## Start DATA SHOWN

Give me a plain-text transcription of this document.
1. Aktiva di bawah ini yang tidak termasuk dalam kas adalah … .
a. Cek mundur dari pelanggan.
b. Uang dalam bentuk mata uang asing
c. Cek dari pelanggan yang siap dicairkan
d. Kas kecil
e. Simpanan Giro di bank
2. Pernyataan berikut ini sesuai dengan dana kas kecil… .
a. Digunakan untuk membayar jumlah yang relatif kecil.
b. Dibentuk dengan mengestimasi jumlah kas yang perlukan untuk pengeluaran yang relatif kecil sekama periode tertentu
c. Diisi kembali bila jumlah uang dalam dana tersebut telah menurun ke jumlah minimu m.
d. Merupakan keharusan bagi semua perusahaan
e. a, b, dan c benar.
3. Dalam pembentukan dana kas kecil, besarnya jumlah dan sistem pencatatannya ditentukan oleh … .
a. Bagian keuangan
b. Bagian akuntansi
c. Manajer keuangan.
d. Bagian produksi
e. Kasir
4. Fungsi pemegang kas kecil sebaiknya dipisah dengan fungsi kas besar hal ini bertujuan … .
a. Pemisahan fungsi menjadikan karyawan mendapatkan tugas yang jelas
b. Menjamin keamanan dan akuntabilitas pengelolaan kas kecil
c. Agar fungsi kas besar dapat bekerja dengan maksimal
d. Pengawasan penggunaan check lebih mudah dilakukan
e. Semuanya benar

## End DATA SHOWN

TASK DETAILS: Restate every entry word for word.

SOLUTION TO THIS TASK:
Give me a plain-text transcription of this document.
1. Aktiva di bawah ini yang tidak termasuk dalam kas adalah … .
a. Cek mundur dari pelanggan.
b. Uang dalam bentuk mata uang asing
c. Cek dari pelanggan yang siap dicairkan
d. Kas kecil
e. Simpanan Giro di bank
2. Pernyataan berikut ini sesuai dengan dana kas kecil… .
a. Digunakan untuk membayar jumlah yang relatif kecil.
b. Dibentuk dengan mengestimasi jumlah kas yang perlukan untuk pengeluaran yang relatif kecil sekama periode tertentu
c. Diisi kembali bila jumlah uang dalam dana tersebut telah menurun ke jumlah minimu m.
d. Merupakan keharusan bagi semua perusahaan
e. a, b, dan c benar.
3. Dalam pembentukan dana kas kecil, besarnya jumlah dan sistem pencatatannya ditentukan oleh … .
a. Bagian keuangan
b. Bagian akuntansi
c. Manajer keuangan.
d. Bagian produksi
e. Kasir
4. Fungsi pemegang kas kecil sebaiknya dipisah dengan fungsi kas besar hal ini bertujuan … .
a. Pemisahan fungsi menjadikan karyawan mendapatkan tugas yang jelas
b. Menjamin keamanan dan akuntabilitas pengelolaan kas kecil
c. Agar fungsi kas besar dapat bekerja dengan maksimal
d. Pengawasan penggunaan check lebih mudah dilakukan
e. Semuanya benar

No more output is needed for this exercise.